WRITTEN REQUEST » Locate every line in the records below that contains the word "อความ", and copy each one.
GIVEN DATA start
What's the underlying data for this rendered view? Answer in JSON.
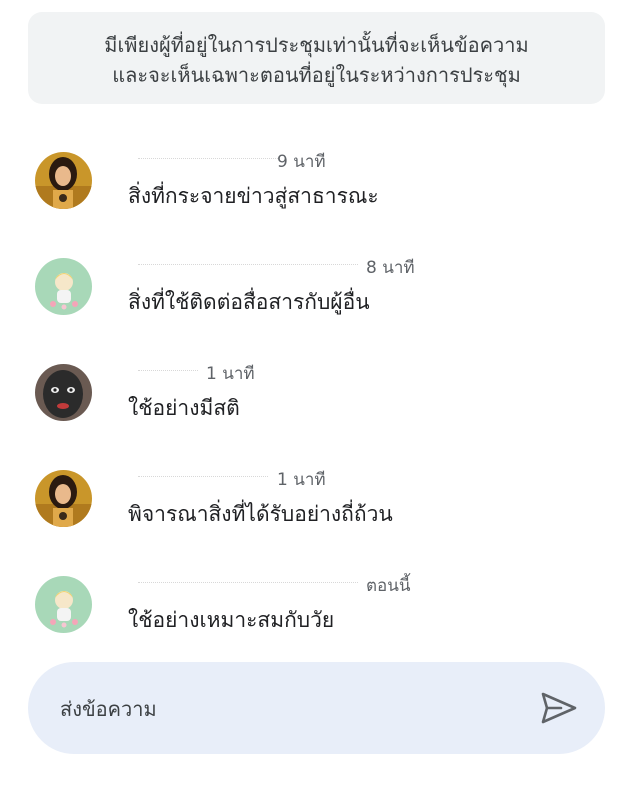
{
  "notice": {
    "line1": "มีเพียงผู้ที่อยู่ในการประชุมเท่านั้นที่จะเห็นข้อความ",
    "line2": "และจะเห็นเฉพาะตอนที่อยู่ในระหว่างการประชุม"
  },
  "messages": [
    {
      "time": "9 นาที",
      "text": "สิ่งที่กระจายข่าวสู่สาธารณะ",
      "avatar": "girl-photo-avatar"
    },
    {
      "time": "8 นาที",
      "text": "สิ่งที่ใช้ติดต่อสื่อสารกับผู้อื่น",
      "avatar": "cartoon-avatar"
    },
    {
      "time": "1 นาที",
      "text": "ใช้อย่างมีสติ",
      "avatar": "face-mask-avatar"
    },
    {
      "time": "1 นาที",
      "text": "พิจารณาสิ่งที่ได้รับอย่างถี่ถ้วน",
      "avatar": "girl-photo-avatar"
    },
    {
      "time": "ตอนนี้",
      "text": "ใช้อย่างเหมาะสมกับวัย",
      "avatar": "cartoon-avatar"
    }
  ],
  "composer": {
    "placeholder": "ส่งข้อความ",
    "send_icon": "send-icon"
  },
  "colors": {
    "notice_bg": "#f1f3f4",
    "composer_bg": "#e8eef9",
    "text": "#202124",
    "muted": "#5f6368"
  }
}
GIVEN DATA end
OUTPUT FOR THIS EXERCISE »
    "line1": "มีเพียงผู้ที่อยู่ในการประชุมเท่านั้นที่จะเห็นข้อความ",
    "placeholder": "ส่งข้อความ",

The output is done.